====== Supplied records

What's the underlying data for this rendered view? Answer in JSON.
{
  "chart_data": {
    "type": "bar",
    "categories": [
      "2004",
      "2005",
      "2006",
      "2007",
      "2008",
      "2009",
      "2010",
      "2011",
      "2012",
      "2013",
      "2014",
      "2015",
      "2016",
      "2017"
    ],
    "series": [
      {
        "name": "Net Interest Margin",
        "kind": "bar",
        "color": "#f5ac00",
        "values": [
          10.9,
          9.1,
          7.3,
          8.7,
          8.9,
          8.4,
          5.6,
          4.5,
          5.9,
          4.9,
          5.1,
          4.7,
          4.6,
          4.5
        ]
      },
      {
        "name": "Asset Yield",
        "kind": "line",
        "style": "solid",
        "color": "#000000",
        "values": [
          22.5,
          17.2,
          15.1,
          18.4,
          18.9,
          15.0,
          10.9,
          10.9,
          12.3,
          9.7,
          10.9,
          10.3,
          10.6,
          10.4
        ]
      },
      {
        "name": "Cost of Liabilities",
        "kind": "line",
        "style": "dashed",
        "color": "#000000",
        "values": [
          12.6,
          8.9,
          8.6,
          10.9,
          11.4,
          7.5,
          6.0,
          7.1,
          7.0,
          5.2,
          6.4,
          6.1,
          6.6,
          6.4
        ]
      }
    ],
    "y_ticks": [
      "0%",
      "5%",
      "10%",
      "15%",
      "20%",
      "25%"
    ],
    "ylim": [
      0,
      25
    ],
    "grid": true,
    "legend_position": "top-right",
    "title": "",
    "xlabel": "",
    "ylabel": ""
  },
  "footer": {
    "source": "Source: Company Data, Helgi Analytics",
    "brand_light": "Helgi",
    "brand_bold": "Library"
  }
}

============

Stated problem
Copy out the whole listing exactly; please set it all down.

Correct response
What's the underlying data for this rendered view? Answer in JSON.
{
  "chart_data": {
    "type": "bar",
    "categories": [
      "2004",
      "2005",
      "2006",
      "2007",
      "2008",
      "2009",
      "2010",
      "2011",
      "2012",
      "2013",
      "2014",
      "2015",
      "2016",
      "2017"
    ],
    "series": [
      {
        "name": "Net Interest Margin",
        "kind": "bar",
        "color": "#f5ac00",
        "values": [
          10.9,
          9.1,
          7.3,
          8.7,
          8.9,
          8.4,
          5.6,
          4.5,
          5.9,
          4.9,
          5.1,
          4.7,
          4.6,
          4.5
        ]
      },
      {
        "name": "Asset Yield",
        "kind": "line",
        "style": "solid",
        "color": "#000000",
        "values": [
          22.5,
          17.2,
          15.1,
          18.4,
          18.9,
          15.0,
          10.9,
          10.9,
          12.3,
          9.7,
          10.9,
          10.3,
          10.6,
          10.4
        ]
      },
      {
        "name": "Cost of Liabilities",
        "kind": "line",
        "style": "dashed",
        "color": "#000000",
        "values": [
          12.6,
          8.9,
          8.6,
          10.9,
          11.4,
          7.5,
          6.0,
          7.1,
          7.0,
          5.2,
          6.4,
          6.1,
          6.6,
          6.4
        ]
      }
    ],
    "y_ticks": [
      "0%",
      "5%",
      "10%",
      "15%",
      "20%",
      "25%"
    ],
    "ylim": [
      0,
      25
    ],
    "grid": true,
    "legend_position": "top-right",
    "title": "",
    "xlabel": "",
    "ylabel": ""
  },
  "footer": {
    "source": "Source: Company Data, Helgi Analytics",
    "brand_light": "Helgi",
    "brand_bold": "Library"
  }
}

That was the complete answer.